Lista de exercícios:
1. No texto sobre a Revolução Verde, o que aconteceu com os preços dos fertilizantes entre 1970 e 1973?
2. Traduza para o inglês a seguinte frase do texto de origem: "As novas estirpes solucionaram uma variedade de problemas locais devido à sua relativa insensibilidade às diferenças de solo e clima, extremamente variados em áreas semitropicais."

Texto de origem:
Uma questão cultural complexa

Como foi possível identificar no tópico anterior, existia – e continua existindo – um conflito que vigorava entre os seres humanos em virtude de poder, riqueza, política ou ainda em razão da escassa – ou nenhuma – experiência de vida de uma sociedade. A partir da revolução industrial e alcançando o século XX, a preocupação com o meio ambiente toma contornos distintos e abrange questões culturais complexas, de difícil superação: de um lado, a supremacia de uma postura ética de caráter antropocêntrico, individualista e imediatista e, de outro, o problema da relação do ser humano, ciência, tecnologia e mercados capitalistas, caracterizada pela crença na infalibilidade do conhecimento científico e na perpetuidade do progresso tecnológico em virtude do crescimento dos investimentos em todo o planeta.

O que parece estar triunfando, talvez em definitivo, neste processo de imbricação dos mercados que se impõe em todas as regiões do mundo, independentemente das políticas que este ou aquele país venha a seguir, seria – em termos de uma radicalização do ideário clássico do individualismo possessivo (sic) – uma certa concepção de liberdade individual indiferente à percepção de limites (sic), de constrangimentos intransponíveis ao crescimento material e populacional no sistema-mundo (LEFF, 2002, p. 10).

O domínio da ciência e da tecnologia trouxe, por um lado, comodidade, progresso e desenvolvimento em um curto espaço de tempo; por outro lado, o uso inconsciente causou problemas desagradáveis a longo prazo, em razão da maneira como o homem utiliza a ciência e a tecnologia para interagir com o meio ambiente, como ocorreu na chamada "Revolução Verde", em 1950.

Na década de 1950, o atendimento da demanda acarretou inovações nas técnicas de produção de alimentos que vieram a ter efeitos colaterais inesperados e de largo alcance. Milhões de pessoas foram salvas da morte no Terceiro Mundo pelo último milagre especialista, a chamada ‘Revolução Verde’, que introduziu variedades novas e altamente produtivas de cereais e arroz e propiciou saltos espetaculares na produção de alimentos. As novas estirpes solucionaram uma variedade de problemas locais devido à sua relativa insensibilidade às diferenças de solo e clima, extremamente variados em áreas semitropicais.

(...)

O problema com as variedades da Revolução Verde é que esta ignorava a experiência dos agricultores do Terceiro Mundo com seu meio ambiente local e, ao contrário, levava-os a se apoiarem fortemente em fertilizantes oriundos do Primeiro Mundo.

(...)

Entre 1970 e 1973, a armadilha estava montada. Com o grande aumento do preço do petróleo, os preços dos fertilizantes quadruplicaram enquanto o produto da Revolução Verde apenas dobrou. Aconteceu o mesmo em 1980. Enquanto isso, de 1950 a 1975, a área de terra cultivada em todo o mundo cresceu apenas um quinto, enquanto o uso global de fertilizantes caros cresceu sete vezes (BURKE & ORNSTEIN, 1998, p. 264-266).

Linhas selecionadas:
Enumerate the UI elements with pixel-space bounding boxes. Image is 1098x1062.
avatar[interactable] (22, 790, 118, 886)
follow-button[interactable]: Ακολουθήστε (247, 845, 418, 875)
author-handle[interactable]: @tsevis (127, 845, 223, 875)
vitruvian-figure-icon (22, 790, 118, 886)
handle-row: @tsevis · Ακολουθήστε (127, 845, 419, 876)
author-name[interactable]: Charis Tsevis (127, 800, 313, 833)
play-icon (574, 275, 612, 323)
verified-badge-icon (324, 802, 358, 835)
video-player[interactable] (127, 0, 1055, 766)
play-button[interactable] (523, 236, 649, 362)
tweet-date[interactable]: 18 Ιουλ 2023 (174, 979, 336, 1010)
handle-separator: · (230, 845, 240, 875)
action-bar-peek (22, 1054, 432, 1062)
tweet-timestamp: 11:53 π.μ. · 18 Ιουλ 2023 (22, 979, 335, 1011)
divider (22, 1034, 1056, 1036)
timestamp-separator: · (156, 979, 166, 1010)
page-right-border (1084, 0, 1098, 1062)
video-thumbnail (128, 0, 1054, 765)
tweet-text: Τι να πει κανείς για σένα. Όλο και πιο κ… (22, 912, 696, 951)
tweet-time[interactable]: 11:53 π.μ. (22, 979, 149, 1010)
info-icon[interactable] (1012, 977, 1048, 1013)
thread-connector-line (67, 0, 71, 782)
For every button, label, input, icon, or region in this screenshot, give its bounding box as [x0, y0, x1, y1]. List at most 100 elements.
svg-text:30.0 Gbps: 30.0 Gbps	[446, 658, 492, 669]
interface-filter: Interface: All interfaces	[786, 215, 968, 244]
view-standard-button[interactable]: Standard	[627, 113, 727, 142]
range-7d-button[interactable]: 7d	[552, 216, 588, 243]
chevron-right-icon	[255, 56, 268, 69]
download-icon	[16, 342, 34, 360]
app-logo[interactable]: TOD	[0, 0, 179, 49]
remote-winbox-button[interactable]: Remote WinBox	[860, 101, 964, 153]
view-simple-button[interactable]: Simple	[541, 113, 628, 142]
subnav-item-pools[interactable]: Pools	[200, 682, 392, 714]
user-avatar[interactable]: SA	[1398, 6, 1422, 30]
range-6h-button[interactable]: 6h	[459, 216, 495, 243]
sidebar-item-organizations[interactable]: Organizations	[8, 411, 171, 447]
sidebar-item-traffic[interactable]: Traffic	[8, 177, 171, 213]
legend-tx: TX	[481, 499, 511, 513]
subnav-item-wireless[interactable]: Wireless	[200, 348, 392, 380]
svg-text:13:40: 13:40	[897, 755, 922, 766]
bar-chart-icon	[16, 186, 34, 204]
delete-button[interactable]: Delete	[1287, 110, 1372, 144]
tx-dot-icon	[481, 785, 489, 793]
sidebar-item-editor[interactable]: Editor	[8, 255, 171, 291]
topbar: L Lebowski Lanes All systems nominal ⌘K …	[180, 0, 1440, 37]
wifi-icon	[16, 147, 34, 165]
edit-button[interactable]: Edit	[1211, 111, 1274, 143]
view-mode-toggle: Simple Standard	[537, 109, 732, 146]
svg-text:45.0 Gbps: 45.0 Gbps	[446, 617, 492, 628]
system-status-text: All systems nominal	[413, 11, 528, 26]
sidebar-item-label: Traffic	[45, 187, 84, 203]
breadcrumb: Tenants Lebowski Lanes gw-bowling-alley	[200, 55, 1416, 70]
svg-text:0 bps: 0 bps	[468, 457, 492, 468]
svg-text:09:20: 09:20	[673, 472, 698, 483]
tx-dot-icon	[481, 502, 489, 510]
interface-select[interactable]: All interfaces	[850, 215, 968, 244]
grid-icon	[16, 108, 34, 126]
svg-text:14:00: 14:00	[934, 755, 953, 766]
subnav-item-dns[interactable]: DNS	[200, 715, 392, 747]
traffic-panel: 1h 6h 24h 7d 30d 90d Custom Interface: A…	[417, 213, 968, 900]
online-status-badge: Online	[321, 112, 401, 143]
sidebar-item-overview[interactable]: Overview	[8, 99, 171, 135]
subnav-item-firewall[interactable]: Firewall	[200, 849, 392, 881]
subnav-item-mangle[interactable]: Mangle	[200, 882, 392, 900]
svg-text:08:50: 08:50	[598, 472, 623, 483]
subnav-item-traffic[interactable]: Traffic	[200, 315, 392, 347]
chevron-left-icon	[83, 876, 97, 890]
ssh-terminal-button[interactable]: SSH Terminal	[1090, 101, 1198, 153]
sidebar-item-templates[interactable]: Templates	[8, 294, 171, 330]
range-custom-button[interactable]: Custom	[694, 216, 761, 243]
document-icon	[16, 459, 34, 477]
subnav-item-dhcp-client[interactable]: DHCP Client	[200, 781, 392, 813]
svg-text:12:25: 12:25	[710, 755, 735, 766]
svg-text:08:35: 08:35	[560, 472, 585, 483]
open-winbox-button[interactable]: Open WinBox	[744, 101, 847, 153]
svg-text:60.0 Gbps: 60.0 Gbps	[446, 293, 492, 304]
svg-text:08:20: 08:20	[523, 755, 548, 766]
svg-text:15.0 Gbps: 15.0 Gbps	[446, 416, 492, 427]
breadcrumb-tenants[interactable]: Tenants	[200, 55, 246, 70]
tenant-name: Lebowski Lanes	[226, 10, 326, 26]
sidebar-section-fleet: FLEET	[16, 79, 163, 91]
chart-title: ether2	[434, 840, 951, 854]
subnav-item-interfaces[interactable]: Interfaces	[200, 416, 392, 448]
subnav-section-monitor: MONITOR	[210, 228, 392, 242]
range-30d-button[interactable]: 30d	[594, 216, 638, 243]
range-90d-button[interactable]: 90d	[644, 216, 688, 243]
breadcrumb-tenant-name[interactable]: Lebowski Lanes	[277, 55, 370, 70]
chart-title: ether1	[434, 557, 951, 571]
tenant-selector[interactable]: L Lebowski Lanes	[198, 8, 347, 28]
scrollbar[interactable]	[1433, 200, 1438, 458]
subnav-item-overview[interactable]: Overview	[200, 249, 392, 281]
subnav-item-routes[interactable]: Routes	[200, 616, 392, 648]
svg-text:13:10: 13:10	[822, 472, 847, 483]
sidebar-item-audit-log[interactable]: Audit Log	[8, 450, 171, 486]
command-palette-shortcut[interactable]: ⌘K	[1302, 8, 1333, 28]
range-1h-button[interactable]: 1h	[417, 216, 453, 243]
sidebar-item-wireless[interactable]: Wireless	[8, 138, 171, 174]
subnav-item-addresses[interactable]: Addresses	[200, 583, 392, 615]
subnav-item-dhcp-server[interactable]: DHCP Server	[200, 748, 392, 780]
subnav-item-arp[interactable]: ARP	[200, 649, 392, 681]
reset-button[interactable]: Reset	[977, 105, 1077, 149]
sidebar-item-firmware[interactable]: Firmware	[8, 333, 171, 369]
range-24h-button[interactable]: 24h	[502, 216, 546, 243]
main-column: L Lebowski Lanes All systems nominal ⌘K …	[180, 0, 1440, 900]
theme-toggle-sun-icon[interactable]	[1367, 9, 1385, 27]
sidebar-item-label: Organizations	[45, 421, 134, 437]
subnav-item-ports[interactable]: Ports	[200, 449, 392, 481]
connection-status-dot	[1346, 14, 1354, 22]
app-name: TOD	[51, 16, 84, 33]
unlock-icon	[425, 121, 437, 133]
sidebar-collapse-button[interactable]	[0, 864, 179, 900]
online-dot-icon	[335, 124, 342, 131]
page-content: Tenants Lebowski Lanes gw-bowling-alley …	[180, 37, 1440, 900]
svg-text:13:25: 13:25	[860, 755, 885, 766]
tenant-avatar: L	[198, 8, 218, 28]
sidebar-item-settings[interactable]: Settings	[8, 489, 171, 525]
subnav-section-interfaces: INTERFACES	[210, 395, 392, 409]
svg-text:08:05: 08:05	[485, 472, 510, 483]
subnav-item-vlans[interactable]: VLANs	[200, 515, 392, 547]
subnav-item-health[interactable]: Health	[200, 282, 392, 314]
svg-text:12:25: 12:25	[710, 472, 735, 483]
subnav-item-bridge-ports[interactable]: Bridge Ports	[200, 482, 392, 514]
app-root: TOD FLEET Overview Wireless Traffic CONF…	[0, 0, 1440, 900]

Respostas por tarefa:
1. Os preços dos fertilizantes quadruplicaram.

2. The new strains solved a variety of local problems due to their relative insensitivity to differences in soil and climate, which are extremely varied in semitropical areas.